• MATERIAL TO PROCESS
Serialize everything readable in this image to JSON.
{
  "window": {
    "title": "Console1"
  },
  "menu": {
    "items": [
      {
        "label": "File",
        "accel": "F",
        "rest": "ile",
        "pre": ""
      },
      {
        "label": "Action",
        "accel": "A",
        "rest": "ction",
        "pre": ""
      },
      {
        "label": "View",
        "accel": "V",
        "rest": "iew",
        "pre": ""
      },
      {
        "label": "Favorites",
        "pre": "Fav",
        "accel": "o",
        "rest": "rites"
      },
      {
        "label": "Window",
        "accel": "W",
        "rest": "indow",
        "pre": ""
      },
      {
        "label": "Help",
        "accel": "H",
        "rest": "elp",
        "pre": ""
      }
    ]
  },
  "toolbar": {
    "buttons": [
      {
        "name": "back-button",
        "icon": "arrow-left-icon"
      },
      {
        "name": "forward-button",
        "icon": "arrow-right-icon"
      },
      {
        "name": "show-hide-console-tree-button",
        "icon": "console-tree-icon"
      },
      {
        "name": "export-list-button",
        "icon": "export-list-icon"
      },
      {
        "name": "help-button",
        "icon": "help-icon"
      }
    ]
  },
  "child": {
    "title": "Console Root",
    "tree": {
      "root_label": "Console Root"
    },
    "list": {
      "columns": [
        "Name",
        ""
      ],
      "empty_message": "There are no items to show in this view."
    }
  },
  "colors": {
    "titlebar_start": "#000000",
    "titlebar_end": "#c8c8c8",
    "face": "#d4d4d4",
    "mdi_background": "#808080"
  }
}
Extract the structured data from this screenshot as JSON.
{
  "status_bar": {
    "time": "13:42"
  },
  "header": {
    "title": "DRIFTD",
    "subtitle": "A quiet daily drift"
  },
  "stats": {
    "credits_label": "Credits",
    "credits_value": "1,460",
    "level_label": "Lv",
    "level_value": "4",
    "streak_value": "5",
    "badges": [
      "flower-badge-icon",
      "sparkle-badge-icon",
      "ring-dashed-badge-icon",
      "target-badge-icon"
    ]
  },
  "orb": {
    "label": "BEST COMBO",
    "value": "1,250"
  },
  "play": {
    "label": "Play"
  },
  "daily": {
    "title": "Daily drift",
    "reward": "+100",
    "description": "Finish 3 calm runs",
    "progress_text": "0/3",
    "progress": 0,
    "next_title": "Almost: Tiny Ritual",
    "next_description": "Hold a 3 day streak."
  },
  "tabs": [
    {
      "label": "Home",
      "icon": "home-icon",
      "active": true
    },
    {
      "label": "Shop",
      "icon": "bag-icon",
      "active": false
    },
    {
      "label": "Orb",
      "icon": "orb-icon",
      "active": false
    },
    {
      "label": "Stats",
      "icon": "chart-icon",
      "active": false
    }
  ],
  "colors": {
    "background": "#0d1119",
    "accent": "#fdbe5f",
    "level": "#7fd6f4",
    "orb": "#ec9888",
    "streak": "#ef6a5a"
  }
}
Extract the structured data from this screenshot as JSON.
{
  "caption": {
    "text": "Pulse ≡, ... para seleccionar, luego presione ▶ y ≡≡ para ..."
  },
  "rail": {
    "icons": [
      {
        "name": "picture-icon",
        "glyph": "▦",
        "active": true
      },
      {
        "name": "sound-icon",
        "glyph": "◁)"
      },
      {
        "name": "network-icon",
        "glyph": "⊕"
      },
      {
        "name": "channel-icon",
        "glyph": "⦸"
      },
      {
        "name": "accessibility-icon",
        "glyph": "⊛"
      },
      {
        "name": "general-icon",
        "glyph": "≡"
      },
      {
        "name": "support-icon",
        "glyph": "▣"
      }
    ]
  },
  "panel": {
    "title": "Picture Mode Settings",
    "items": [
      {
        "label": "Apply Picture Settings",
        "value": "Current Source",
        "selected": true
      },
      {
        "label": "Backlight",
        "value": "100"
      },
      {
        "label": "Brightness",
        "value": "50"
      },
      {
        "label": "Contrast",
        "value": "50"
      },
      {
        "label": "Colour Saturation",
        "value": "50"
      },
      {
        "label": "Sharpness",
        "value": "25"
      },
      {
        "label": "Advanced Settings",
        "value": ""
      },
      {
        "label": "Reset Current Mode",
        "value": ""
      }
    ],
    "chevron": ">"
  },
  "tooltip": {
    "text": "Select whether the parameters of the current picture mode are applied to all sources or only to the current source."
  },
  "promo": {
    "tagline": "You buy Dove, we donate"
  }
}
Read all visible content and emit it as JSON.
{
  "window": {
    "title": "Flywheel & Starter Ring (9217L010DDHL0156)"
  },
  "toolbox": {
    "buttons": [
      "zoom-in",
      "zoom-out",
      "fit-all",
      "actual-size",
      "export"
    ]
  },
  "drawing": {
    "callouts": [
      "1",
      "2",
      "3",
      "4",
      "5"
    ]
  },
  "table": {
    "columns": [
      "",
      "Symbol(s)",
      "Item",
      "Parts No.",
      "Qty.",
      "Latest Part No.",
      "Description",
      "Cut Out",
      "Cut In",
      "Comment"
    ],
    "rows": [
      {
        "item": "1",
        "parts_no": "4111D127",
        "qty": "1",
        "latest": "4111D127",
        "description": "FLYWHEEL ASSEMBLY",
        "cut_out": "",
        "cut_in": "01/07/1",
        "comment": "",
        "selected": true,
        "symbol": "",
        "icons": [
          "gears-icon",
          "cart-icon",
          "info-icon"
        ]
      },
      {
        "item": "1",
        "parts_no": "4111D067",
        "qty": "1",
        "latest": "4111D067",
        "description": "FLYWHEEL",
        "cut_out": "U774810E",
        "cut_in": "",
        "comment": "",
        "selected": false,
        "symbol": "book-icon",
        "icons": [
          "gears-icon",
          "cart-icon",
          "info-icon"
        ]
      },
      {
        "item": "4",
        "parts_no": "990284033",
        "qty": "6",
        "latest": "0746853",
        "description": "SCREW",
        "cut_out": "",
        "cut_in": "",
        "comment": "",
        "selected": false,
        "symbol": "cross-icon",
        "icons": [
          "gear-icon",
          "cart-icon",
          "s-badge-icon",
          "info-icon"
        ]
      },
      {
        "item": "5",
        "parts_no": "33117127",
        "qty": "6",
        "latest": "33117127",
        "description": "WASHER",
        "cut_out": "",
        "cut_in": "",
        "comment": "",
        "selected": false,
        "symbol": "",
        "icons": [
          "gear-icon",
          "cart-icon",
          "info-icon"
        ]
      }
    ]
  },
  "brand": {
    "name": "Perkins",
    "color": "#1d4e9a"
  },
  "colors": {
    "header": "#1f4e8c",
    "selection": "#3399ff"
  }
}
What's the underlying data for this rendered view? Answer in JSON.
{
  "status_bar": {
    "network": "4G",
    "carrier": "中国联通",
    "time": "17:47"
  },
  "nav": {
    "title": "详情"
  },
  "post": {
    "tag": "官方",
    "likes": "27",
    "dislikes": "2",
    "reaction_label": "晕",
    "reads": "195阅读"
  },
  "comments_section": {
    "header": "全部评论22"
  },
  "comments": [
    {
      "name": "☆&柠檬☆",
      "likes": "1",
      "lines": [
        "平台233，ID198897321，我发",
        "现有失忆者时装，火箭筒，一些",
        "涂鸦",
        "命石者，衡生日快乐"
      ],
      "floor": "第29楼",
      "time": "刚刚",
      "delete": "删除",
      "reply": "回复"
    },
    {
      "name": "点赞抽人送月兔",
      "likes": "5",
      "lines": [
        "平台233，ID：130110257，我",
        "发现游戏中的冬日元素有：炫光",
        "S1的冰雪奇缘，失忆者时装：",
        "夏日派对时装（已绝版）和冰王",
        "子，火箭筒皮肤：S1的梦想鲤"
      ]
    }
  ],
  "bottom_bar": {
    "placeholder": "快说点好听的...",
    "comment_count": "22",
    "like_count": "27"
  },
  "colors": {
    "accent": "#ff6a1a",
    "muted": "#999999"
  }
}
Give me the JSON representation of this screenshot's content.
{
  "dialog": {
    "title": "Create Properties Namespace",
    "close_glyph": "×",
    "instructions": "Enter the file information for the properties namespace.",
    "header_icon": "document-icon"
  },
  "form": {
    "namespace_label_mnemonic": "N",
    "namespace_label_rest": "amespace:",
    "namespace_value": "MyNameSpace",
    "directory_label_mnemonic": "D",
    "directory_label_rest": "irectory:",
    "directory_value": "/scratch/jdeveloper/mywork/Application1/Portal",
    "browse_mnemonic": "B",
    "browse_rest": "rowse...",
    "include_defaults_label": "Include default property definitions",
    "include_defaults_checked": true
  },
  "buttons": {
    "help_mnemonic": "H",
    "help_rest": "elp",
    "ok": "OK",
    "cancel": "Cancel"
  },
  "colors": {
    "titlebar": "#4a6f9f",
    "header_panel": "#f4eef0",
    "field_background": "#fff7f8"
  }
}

• YOUR GOAL
Beginning at the line that holds "Give me the", reproduce each line of the records above down to and including the last one.

• ANSWER TO THE TASK
Give me the JSON representation of this screenshot's content.
{
  "dialog": {
    "title": "Create Properties Namespace",
    "close_glyph": "×",
    "instructions": "Enter the file information for the properties namespace.",
    "header_icon": "document-icon"
  },
  "form": {
    "namespace_label_mnemonic": "N",
    "namespace_label_rest": "amespace:",
    "namespace_value": "MyNameSpace",
    "directory_label_mnemonic": "D",
    "directory_label_rest": "irectory:",
    "directory_value": "/scratch/jdeveloper/mywork/Application1/Portal",
    "browse_mnemonic": "B",
    "browse_rest": "rowse...",
    "include_defaults_label": "Include default property definitions",
    "include_defaults_checked": true
  },
  "buttons": {
    "help_mnemonic": "H",
    "help_rest": "elp",
    "ok": "OK",
    "cancel": "Cancel"
  },
  "colors": {
    "titlebar": "#4a6f9f",
    "header_panel": "#f4eef0",
    "field_background": "#fff7f8"
  }
}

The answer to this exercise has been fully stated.